Action item:
Bring together every line in the data that includes "description".

(Beginning of The input)

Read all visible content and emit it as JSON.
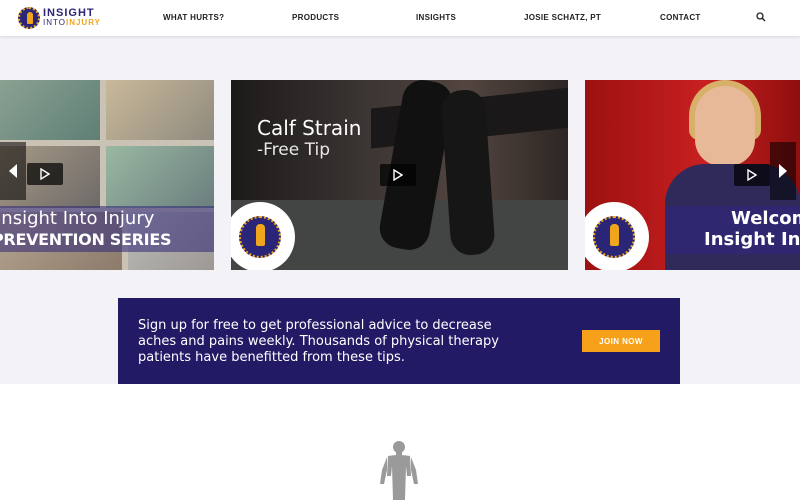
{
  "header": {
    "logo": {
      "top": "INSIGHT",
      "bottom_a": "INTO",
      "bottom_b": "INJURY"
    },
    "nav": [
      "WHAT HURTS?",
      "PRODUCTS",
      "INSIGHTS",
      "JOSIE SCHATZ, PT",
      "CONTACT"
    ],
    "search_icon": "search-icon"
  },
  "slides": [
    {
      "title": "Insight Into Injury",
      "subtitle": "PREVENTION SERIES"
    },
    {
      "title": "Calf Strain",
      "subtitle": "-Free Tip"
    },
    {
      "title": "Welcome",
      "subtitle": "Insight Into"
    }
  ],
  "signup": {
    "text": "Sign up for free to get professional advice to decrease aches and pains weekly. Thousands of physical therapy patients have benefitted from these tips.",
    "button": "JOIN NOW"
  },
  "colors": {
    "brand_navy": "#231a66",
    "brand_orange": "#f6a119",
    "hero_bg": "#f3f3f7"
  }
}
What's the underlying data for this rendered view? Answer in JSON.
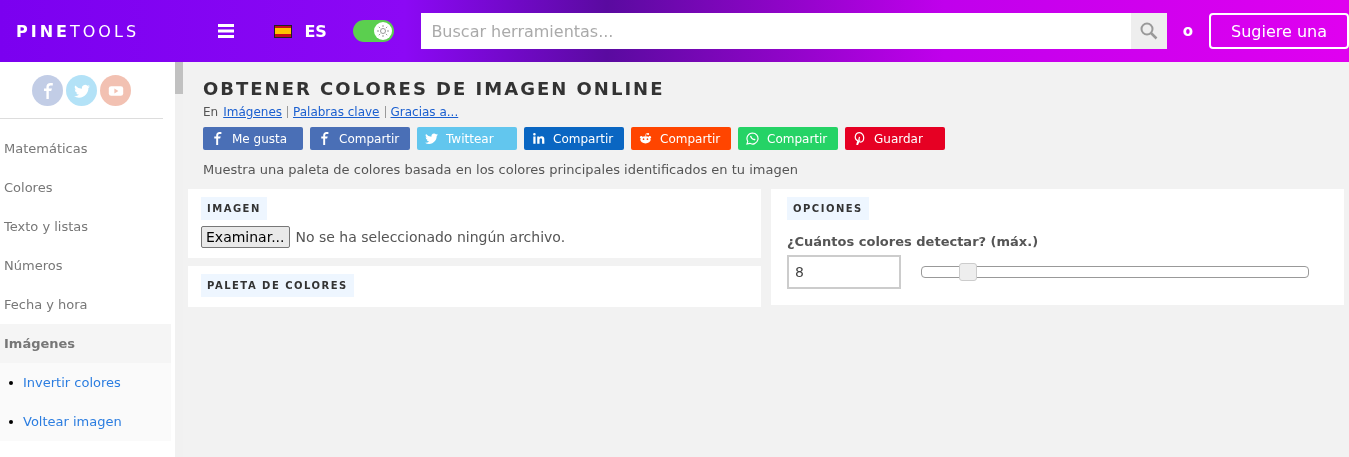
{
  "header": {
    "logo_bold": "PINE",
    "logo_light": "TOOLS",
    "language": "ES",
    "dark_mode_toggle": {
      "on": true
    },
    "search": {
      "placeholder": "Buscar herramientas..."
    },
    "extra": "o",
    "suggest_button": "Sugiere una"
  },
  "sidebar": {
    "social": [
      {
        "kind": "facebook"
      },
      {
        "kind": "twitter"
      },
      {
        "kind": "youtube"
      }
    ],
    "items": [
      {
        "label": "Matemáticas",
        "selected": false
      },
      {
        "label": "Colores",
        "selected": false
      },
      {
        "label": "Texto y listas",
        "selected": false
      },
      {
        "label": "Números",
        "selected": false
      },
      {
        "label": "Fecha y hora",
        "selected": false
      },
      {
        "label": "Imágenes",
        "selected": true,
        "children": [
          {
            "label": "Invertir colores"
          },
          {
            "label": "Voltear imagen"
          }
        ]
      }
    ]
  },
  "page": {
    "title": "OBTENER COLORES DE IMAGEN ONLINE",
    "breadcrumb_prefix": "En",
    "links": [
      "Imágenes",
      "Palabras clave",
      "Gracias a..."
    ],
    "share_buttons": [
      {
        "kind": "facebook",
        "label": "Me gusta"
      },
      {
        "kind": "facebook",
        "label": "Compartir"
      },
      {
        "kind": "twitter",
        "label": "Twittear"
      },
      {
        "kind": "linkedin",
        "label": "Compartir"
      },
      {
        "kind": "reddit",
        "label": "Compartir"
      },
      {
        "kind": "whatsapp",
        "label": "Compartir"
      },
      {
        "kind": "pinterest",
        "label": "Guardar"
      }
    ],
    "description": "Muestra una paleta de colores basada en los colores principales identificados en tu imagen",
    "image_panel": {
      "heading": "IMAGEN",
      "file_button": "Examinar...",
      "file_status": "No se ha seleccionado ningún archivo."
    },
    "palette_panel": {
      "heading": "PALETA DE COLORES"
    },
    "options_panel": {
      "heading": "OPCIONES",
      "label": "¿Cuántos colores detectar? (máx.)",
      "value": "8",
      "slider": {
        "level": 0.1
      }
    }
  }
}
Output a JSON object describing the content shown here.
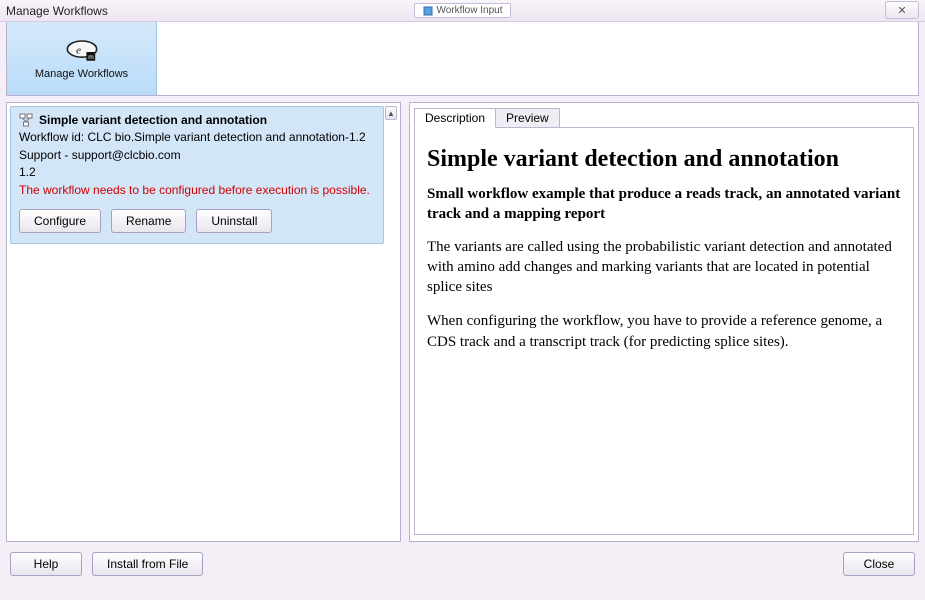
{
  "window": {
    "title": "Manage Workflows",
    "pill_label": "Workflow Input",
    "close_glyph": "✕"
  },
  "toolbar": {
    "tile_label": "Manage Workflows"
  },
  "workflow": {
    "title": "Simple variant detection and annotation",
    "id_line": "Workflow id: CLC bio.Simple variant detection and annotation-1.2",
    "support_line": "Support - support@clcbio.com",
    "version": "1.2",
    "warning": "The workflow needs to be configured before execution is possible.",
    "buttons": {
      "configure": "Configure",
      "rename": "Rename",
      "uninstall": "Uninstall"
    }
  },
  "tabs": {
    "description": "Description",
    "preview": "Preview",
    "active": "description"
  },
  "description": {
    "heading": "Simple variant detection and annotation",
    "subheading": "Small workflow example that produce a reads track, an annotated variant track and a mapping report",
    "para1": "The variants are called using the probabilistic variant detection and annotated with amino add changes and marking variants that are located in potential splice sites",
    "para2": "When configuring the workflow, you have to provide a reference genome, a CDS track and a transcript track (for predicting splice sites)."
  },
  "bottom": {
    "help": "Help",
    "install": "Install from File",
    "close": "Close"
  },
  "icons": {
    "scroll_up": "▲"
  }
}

(End of The input)

Solution for this problem:
    "description": "Muestra una paleta de colores basada en los colores principales identificados en tu imagen",
    "description": "Description",
    "active": "description"
  "description": {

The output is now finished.